# WHAT IS EXPECTED:
Work out the number of lines containing "Cell". Answer with nothing but that number.

┌──

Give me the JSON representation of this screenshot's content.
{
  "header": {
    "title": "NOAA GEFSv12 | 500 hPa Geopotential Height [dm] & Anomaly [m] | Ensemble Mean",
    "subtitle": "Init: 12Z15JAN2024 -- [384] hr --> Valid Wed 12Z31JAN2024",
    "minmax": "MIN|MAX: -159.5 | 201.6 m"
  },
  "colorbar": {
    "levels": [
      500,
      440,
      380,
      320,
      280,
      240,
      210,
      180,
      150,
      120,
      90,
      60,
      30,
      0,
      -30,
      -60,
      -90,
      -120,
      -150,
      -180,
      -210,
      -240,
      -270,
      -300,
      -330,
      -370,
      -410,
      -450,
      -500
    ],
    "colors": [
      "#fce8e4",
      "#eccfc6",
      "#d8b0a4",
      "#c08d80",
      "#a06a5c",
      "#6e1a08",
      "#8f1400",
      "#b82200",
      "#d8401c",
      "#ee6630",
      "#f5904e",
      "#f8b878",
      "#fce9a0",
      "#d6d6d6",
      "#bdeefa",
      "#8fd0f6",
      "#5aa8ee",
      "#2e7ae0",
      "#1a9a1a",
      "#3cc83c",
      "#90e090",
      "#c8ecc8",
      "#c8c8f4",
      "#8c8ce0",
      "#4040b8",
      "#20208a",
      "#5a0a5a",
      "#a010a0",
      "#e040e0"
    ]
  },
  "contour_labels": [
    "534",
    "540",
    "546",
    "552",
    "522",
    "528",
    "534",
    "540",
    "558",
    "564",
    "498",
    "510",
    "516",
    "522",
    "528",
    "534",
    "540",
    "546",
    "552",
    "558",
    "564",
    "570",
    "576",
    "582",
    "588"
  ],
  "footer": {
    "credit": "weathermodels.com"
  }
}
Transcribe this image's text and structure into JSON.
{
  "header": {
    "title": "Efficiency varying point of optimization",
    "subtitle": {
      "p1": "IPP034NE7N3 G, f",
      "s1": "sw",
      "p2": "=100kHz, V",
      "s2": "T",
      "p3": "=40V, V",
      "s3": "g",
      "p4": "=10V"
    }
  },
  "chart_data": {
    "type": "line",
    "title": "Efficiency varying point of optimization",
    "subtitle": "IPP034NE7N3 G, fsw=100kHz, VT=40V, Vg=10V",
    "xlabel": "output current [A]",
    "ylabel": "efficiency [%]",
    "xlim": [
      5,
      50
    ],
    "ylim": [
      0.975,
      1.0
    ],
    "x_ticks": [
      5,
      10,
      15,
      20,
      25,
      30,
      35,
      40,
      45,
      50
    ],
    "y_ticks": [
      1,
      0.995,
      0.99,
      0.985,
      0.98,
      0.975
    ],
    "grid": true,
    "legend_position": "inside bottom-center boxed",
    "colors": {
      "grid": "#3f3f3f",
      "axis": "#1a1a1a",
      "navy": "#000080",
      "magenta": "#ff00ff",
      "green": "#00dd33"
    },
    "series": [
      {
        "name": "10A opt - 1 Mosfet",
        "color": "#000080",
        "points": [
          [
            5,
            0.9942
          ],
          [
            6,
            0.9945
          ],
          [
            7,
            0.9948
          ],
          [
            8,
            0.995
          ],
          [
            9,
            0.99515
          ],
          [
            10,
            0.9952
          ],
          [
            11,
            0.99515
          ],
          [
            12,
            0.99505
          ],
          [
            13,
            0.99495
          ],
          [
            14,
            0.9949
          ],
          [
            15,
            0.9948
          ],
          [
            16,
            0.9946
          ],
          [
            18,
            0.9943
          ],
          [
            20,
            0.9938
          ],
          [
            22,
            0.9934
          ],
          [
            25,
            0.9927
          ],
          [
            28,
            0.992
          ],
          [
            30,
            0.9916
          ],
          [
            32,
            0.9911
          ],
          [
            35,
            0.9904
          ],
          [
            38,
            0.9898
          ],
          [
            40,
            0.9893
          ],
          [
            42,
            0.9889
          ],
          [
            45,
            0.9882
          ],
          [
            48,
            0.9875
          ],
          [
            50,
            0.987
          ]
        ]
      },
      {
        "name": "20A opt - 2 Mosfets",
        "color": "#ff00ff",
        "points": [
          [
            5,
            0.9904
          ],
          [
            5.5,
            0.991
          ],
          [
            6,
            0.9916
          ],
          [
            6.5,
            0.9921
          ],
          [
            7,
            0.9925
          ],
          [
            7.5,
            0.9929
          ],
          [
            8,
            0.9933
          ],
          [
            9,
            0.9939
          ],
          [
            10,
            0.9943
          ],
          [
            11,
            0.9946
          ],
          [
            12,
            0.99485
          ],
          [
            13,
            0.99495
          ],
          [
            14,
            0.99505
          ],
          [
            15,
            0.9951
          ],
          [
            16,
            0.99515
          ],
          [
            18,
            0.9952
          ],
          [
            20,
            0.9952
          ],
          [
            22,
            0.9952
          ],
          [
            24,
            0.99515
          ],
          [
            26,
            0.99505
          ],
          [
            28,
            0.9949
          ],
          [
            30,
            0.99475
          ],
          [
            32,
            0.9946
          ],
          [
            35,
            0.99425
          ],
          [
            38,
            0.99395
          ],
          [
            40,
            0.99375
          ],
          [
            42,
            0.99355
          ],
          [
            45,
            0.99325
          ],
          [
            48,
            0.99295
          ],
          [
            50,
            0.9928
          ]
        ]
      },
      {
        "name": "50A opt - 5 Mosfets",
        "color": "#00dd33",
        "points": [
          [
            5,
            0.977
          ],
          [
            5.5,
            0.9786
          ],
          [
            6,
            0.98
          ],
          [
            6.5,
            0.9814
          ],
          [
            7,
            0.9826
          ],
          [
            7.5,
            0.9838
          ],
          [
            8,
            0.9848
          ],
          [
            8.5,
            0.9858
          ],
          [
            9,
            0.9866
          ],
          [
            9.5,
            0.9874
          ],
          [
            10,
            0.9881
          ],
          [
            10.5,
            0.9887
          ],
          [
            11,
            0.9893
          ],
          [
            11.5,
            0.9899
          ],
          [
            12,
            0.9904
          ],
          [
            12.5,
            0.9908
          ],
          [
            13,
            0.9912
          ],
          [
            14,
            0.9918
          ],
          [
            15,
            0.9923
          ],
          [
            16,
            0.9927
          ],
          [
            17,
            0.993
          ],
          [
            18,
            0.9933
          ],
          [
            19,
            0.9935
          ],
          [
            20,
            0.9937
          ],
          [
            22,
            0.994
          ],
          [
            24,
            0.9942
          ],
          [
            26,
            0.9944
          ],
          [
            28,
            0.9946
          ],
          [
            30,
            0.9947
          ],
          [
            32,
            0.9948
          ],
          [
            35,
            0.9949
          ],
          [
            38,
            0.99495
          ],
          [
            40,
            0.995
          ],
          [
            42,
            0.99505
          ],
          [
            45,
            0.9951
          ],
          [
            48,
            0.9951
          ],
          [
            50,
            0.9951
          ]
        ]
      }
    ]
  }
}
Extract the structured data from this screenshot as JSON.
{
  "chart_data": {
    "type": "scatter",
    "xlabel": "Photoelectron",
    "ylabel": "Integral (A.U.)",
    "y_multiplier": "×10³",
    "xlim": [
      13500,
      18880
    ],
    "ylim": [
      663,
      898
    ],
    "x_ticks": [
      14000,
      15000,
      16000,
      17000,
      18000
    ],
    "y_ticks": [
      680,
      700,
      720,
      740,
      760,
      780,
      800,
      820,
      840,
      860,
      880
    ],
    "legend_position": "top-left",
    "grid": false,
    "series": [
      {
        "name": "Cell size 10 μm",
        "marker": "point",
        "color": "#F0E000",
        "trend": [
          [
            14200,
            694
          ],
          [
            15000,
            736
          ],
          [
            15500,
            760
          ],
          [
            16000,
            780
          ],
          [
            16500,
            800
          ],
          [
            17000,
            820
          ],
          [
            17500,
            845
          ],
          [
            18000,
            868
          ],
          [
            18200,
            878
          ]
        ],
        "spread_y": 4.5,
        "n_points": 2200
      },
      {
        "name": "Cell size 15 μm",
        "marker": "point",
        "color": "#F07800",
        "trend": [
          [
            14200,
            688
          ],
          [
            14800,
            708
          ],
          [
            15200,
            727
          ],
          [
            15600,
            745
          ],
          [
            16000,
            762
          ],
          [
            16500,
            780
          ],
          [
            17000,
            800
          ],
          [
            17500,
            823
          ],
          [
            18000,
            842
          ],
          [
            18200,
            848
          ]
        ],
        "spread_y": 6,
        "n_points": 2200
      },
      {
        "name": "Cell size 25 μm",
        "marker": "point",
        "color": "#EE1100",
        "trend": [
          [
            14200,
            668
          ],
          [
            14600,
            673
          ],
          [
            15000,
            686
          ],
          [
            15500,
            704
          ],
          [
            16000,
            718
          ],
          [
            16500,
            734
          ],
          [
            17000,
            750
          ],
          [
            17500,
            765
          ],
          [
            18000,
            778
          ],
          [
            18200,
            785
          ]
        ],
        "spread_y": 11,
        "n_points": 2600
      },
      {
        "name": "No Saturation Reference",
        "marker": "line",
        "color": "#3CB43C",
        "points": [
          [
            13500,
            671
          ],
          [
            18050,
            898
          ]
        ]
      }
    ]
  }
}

└──

# ANSWER:
3